(Stored data)
------------------------------------

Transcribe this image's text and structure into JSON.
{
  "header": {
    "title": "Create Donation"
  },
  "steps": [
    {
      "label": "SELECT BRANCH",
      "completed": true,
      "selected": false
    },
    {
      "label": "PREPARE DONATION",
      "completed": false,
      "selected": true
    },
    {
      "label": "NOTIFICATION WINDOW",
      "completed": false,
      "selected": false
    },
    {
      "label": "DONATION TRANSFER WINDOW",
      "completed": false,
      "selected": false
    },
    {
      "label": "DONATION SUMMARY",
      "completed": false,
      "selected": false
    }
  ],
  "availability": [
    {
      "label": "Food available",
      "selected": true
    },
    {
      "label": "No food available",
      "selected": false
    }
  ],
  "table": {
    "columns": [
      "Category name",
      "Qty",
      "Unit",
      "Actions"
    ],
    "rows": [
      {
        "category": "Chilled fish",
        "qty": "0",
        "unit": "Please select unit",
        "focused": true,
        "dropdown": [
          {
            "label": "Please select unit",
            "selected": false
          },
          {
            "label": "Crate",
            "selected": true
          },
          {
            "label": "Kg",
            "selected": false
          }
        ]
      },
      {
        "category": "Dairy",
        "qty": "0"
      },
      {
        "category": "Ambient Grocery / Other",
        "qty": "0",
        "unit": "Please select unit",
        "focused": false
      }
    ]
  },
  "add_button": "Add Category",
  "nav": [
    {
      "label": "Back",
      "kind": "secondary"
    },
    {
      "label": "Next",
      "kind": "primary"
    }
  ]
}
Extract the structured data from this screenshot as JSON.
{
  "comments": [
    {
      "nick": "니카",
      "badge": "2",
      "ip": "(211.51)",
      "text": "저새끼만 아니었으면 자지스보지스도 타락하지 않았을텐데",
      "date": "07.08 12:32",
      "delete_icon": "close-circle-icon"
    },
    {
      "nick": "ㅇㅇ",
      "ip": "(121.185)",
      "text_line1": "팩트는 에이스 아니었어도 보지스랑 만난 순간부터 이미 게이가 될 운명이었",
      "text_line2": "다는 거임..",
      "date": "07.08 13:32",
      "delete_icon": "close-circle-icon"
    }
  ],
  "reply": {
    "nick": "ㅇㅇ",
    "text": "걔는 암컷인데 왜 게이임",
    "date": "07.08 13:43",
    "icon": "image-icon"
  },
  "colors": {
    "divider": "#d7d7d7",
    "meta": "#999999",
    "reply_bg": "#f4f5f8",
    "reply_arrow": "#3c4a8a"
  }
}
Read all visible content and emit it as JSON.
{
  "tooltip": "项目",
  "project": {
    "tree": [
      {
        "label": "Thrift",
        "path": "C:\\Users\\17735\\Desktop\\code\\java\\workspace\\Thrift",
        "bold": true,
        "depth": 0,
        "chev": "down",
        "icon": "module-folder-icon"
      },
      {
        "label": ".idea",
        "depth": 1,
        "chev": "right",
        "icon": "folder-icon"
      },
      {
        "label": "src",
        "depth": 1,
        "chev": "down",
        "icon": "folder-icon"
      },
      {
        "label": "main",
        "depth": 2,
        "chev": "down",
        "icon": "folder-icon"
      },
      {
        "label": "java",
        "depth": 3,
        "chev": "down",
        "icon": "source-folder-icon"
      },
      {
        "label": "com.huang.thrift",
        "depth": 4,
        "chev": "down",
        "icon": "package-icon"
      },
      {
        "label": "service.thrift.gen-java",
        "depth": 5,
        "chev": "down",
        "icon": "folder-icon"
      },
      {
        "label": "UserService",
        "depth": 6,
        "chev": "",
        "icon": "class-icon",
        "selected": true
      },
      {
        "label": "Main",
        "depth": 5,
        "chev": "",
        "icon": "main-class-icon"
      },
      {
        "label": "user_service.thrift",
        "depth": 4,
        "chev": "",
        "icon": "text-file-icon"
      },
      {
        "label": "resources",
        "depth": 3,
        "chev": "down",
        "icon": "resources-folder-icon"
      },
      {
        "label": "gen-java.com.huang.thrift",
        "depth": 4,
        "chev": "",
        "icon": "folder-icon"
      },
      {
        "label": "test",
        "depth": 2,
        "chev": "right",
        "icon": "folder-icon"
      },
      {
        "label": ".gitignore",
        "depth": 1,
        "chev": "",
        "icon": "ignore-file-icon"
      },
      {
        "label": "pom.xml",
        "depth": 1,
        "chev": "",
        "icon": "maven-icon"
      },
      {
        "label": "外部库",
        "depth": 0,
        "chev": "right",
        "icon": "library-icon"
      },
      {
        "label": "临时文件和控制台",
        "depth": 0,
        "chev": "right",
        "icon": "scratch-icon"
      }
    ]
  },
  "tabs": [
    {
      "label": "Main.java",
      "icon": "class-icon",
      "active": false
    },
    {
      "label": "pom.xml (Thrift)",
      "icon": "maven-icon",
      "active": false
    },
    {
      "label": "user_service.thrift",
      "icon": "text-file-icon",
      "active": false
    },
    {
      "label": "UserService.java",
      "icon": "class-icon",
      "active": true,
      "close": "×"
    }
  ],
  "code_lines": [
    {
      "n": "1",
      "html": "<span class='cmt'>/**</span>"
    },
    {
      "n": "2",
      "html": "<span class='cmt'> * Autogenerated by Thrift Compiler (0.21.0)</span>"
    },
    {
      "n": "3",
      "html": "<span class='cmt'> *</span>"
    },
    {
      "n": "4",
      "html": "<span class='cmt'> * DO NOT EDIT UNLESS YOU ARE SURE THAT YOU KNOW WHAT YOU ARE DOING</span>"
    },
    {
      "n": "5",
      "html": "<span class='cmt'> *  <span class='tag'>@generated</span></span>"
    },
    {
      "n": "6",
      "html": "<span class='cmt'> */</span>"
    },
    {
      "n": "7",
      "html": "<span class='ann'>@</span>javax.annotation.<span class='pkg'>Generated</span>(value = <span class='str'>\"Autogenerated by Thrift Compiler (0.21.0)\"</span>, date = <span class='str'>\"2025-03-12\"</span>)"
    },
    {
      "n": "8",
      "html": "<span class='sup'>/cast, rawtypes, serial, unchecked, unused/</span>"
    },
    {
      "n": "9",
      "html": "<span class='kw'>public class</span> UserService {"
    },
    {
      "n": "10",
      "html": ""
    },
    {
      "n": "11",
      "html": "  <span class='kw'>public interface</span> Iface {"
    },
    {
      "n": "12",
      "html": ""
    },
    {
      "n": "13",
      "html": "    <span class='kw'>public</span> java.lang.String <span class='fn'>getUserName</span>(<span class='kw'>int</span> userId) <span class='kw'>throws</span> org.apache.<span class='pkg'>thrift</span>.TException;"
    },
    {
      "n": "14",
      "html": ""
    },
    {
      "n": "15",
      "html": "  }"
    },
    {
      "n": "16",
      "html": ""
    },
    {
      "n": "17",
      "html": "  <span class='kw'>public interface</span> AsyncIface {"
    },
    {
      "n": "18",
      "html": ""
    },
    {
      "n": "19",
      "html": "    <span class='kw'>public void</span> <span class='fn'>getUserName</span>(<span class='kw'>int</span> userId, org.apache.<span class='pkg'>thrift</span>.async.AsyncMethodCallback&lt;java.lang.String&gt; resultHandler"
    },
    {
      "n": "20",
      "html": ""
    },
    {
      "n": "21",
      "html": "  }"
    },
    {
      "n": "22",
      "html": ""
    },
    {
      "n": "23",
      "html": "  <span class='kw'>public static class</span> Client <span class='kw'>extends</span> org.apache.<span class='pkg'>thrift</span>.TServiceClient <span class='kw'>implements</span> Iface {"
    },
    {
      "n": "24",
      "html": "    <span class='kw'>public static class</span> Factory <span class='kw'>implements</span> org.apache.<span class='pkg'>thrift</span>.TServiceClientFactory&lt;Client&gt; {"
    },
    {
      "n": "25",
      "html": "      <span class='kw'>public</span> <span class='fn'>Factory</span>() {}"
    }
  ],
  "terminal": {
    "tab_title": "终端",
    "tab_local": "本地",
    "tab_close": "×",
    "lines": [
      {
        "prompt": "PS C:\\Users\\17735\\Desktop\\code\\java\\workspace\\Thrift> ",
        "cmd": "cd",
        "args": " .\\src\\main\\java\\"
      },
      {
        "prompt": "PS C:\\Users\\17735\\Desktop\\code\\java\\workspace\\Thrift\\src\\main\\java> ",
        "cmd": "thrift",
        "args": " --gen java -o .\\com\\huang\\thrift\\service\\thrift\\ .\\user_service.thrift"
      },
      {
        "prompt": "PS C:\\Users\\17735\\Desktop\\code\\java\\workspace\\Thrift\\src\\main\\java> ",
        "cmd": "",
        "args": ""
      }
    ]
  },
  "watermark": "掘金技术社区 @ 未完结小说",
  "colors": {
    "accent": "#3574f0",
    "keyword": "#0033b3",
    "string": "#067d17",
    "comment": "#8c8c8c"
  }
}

------------------------------------

▸ **WHAT IS EXPECTED**:
Count every line in the preceding entries where the string "Desktop" appears, then state only the total.

▸ **OUTPUT BELOW**:
4